__Given task__
Rewrite the rows from the first one down to the row containing "longitude-label: 120W — [479, 1372, 507, 1384]", replacing "cold-core" with "cold-spot" and leaving everything else as it is.
** START **
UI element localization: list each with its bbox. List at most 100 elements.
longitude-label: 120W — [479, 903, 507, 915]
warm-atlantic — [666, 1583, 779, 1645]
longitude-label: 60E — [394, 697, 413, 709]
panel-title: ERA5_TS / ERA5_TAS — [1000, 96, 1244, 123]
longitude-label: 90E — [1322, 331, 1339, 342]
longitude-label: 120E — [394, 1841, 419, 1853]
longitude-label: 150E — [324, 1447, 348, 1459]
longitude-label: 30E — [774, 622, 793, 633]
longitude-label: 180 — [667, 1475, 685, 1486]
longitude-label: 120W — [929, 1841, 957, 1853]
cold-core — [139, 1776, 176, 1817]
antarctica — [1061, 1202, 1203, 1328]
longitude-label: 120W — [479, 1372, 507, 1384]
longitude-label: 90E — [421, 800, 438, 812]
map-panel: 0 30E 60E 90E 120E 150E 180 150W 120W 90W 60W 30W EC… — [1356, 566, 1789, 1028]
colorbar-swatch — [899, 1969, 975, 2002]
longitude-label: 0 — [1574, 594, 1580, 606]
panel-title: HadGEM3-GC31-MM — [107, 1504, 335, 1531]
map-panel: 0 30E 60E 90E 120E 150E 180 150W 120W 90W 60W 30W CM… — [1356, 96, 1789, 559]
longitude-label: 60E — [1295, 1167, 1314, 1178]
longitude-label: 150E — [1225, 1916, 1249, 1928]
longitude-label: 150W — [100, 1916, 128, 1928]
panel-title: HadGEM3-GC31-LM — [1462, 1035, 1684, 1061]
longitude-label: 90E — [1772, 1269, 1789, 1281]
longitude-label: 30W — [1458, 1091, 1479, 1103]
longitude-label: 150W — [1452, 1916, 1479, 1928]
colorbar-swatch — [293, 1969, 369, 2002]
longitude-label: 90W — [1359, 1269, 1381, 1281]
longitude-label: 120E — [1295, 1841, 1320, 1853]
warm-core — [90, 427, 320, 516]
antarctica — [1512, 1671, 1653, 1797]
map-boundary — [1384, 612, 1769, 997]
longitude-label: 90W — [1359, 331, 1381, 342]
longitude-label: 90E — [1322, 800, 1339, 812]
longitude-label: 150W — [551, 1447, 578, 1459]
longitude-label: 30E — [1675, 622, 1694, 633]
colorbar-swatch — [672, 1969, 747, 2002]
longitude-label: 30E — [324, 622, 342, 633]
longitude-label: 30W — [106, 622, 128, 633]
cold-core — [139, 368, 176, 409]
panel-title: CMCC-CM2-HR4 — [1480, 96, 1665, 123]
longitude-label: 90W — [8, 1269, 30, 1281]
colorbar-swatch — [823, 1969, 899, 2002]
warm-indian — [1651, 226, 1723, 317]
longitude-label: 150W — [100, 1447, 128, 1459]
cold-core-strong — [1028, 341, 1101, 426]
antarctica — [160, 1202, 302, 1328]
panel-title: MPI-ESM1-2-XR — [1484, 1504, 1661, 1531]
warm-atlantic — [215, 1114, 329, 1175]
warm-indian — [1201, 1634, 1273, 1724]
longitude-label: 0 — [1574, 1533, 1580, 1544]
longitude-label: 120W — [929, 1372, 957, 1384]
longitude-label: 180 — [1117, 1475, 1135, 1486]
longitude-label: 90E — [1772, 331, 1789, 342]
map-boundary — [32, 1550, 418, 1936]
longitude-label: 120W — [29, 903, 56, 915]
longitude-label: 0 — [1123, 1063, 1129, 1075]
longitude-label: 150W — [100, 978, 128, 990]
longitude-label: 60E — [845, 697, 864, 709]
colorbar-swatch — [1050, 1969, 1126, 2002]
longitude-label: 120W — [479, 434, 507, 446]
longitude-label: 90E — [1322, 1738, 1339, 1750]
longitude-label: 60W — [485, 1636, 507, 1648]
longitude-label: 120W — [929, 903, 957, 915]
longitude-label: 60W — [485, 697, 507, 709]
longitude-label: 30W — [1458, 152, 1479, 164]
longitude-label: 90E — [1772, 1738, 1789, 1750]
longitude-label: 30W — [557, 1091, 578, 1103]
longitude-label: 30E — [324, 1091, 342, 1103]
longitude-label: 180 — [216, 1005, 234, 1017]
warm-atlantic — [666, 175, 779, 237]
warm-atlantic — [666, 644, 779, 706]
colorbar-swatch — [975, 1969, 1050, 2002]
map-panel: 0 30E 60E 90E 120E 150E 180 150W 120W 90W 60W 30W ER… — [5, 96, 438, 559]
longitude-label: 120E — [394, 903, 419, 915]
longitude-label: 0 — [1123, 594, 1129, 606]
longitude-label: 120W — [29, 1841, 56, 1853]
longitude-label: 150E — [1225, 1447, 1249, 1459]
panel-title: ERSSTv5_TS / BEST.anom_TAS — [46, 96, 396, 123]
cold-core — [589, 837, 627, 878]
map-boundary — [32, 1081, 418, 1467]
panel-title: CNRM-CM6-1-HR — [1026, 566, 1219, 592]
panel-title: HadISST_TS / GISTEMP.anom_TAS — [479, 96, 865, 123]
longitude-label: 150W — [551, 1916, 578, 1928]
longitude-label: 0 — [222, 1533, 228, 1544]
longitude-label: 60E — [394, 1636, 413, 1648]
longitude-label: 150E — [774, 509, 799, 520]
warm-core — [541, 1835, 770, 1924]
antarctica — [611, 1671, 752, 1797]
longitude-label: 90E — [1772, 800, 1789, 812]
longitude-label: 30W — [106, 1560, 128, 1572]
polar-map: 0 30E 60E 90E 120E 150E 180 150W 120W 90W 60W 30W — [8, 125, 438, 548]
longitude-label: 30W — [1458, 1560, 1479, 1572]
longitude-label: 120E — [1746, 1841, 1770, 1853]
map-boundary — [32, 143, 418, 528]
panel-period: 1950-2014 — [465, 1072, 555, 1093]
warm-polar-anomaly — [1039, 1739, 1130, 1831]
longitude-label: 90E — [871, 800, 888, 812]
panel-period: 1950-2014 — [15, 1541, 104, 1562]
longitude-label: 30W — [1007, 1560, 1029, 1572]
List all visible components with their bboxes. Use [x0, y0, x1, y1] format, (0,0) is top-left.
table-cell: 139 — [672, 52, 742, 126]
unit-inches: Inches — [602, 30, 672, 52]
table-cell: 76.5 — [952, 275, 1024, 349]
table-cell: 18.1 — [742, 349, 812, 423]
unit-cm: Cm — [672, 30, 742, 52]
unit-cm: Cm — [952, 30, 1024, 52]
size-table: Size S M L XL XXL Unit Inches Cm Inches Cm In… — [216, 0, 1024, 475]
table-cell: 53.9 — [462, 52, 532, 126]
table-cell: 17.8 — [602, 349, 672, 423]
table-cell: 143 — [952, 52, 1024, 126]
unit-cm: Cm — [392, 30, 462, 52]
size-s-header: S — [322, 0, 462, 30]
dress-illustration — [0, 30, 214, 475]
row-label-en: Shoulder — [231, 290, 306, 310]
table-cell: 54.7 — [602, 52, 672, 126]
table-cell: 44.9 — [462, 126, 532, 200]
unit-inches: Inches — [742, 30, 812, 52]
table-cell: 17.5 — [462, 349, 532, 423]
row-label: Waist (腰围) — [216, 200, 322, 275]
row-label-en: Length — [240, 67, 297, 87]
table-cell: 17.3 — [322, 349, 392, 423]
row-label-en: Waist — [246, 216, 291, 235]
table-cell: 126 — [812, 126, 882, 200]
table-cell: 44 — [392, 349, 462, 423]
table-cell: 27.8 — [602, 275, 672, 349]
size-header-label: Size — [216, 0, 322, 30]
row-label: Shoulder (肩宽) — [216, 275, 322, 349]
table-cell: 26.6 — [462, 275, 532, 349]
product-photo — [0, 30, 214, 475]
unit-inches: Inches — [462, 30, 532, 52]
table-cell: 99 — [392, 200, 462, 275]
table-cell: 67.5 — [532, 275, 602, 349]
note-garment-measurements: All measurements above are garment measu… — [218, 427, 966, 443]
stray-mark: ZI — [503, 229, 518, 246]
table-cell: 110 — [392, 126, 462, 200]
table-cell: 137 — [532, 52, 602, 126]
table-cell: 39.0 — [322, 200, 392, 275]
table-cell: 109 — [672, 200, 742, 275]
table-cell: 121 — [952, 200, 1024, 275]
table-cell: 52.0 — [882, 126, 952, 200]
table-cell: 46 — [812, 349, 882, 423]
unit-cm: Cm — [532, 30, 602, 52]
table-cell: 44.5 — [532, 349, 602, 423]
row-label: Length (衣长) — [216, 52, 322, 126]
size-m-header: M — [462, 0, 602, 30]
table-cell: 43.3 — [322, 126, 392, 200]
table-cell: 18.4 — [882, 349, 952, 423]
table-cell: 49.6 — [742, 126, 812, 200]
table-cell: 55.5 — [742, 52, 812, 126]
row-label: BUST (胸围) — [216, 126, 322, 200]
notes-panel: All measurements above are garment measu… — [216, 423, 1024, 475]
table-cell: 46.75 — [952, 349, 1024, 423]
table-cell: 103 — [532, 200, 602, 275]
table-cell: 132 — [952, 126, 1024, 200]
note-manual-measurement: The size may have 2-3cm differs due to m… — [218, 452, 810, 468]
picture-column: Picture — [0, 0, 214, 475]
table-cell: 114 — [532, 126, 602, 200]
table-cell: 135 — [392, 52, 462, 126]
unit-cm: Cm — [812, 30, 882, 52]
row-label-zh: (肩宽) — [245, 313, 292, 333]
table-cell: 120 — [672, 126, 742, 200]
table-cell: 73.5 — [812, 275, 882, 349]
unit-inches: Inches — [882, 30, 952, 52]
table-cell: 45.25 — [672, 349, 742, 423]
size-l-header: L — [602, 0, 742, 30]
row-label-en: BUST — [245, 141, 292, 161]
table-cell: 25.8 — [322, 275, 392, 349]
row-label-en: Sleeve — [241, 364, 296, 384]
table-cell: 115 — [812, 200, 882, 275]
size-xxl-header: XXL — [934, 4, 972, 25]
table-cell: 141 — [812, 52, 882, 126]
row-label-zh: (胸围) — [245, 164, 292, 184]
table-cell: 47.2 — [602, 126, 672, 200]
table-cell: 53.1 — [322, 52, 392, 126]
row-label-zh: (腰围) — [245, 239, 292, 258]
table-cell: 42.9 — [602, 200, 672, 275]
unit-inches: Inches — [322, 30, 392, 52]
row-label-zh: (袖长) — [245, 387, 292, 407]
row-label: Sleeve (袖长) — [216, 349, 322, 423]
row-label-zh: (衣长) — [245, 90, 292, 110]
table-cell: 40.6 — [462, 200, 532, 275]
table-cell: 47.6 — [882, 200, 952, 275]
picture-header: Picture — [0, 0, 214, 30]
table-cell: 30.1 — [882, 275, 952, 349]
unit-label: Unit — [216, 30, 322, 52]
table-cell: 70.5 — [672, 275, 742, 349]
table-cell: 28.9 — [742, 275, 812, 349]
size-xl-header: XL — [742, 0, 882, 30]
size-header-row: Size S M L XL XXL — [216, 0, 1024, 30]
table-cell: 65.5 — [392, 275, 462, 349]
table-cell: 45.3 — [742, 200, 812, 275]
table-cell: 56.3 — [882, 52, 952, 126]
** END **
__Finished exercise__
UI element localization: list each with its bbox. List at most 100 elements.
longitude-label: 120W — [479, 903, 507, 915]
warm-atlantic — [666, 1583, 779, 1645]
longitude-label: 60E — [394, 697, 413, 709]
panel-title: ERA5_TS / ERA5_TAS — [1000, 96, 1244, 123]
longitude-label: 90E — [1322, 331, 1339, 342]
longitude-label: 120E — [394, 1841, 419, 1853]
longitude-label: 150E — [324, 1447, 348, 1459]
longitude-label: 30E — [774, 622, 793, 633]
longitude-label: 180 — [667, 1475, 685, 1486]
longitude-label: 120W — [929, 1841, 957, 1853]
cold-spot — [139, 1776, 176, 1817]
antarctica — [1061, 1202, 1203, 1328]
longitude-label: 120W — [479, 1372, 507, 1384]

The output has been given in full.